Task description
Go through the material below and copy each line where the word "ETAP" appears.

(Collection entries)
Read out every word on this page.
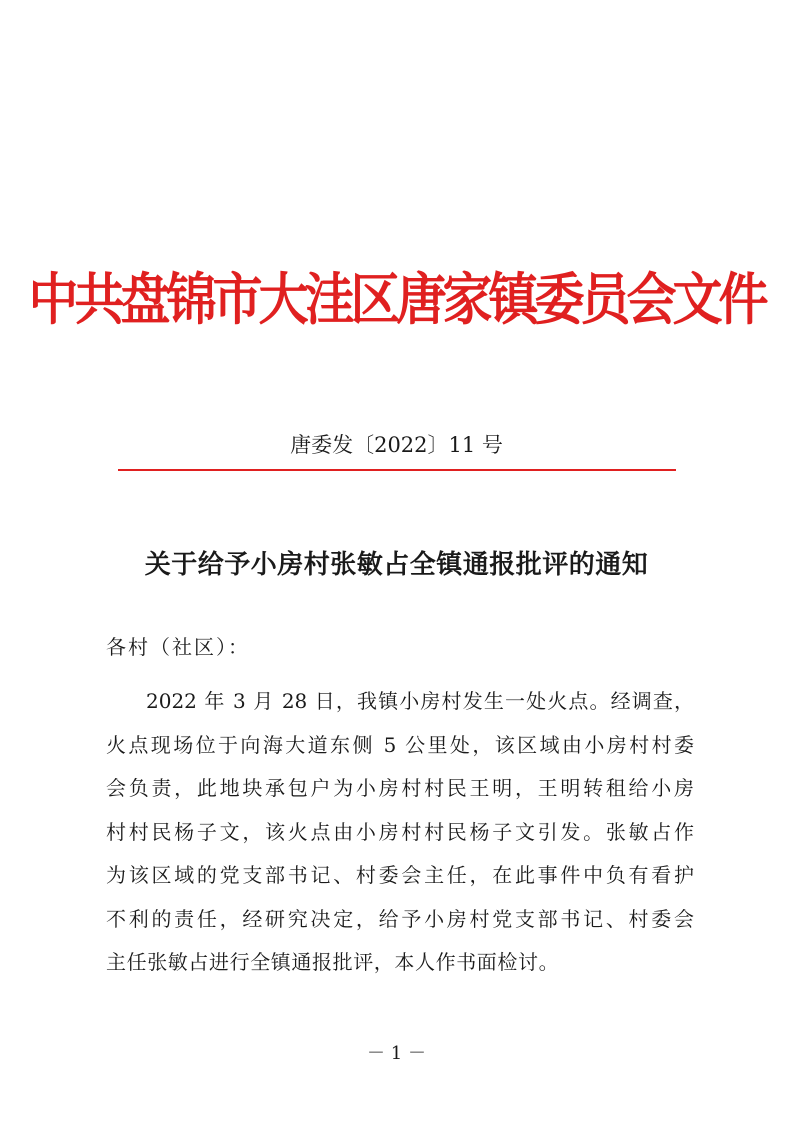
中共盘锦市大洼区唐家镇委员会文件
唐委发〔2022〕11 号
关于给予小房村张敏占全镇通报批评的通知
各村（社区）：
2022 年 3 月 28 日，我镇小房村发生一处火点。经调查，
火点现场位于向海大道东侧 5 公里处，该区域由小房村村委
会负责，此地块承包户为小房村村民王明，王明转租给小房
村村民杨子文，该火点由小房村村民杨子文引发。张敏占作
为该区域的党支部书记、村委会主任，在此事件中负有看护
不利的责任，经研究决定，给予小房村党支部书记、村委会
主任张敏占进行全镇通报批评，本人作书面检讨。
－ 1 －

--

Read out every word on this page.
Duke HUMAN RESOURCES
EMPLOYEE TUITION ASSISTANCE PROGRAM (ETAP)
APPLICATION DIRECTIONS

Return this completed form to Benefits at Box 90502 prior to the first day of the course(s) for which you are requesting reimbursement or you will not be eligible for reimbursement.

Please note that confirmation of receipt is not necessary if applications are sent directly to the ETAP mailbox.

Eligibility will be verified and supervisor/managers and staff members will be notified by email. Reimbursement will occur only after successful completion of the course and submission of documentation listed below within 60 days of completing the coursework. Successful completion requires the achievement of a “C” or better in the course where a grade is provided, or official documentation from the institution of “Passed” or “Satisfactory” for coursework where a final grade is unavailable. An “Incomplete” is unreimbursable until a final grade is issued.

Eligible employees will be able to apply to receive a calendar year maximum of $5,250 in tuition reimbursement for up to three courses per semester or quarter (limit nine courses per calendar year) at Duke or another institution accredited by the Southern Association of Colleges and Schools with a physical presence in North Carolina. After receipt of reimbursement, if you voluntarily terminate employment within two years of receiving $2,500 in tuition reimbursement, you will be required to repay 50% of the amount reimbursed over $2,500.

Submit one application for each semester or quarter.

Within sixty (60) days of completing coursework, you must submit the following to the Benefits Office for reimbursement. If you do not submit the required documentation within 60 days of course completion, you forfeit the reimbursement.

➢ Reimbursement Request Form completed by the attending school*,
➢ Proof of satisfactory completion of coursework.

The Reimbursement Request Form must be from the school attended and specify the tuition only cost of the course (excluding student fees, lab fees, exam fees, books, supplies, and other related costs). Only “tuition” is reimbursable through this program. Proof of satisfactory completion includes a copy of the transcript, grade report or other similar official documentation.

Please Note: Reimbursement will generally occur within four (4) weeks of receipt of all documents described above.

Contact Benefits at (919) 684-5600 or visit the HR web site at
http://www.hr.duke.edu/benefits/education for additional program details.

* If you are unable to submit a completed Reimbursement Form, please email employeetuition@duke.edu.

Response to the exercise
EMPLOYEE TUITION ASSISTANCE PROGRAM (ETAP)
Please note that confirmation of receipt is not necessary if applications are sent directly to the ETAP mailbox.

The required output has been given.